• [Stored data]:
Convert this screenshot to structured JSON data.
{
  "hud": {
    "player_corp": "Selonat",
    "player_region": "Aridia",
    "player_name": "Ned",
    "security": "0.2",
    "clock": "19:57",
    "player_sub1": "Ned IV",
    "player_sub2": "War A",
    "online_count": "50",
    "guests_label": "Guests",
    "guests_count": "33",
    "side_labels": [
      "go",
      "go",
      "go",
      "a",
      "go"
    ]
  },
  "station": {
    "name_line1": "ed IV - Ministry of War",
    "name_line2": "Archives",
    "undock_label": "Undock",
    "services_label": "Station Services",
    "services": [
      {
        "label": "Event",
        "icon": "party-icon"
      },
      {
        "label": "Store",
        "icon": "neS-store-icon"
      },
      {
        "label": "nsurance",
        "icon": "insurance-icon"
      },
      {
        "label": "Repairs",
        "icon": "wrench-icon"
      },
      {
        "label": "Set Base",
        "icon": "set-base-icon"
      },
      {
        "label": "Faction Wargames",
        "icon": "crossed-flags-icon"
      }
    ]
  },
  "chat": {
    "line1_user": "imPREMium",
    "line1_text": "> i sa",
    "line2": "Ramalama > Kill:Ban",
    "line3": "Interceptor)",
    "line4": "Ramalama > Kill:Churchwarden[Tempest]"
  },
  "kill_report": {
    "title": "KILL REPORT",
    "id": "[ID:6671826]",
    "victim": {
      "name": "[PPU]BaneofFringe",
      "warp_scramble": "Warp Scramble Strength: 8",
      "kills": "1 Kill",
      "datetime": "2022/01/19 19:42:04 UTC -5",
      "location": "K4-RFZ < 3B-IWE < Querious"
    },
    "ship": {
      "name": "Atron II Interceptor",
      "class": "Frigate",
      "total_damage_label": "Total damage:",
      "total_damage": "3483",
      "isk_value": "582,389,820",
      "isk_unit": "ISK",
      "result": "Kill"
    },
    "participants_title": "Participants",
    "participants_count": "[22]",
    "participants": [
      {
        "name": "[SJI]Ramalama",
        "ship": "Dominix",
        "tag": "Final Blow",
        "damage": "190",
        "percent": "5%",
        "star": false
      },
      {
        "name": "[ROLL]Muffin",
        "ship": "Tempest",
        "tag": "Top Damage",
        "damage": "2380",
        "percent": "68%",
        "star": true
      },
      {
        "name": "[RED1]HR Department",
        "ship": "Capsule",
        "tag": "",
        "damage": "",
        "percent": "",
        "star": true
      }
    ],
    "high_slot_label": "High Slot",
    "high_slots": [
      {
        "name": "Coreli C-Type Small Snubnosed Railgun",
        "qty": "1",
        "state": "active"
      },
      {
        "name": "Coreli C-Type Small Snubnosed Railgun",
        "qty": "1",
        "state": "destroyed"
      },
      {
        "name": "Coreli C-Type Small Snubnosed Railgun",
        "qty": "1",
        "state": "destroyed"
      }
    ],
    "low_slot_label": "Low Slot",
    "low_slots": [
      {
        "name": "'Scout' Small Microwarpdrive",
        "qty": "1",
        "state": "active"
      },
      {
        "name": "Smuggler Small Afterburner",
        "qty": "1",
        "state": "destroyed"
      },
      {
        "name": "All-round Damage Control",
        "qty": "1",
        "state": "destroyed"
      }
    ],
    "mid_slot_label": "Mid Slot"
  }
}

• [WORK INSTRUCTIONS]:
Which lines contain "Tempest"? Show each of them.

• [TASK OUTPUT]:
    "line4": "Ramalama > Kill:Churchwarden[Tempest]"
        "ship": "Tempest",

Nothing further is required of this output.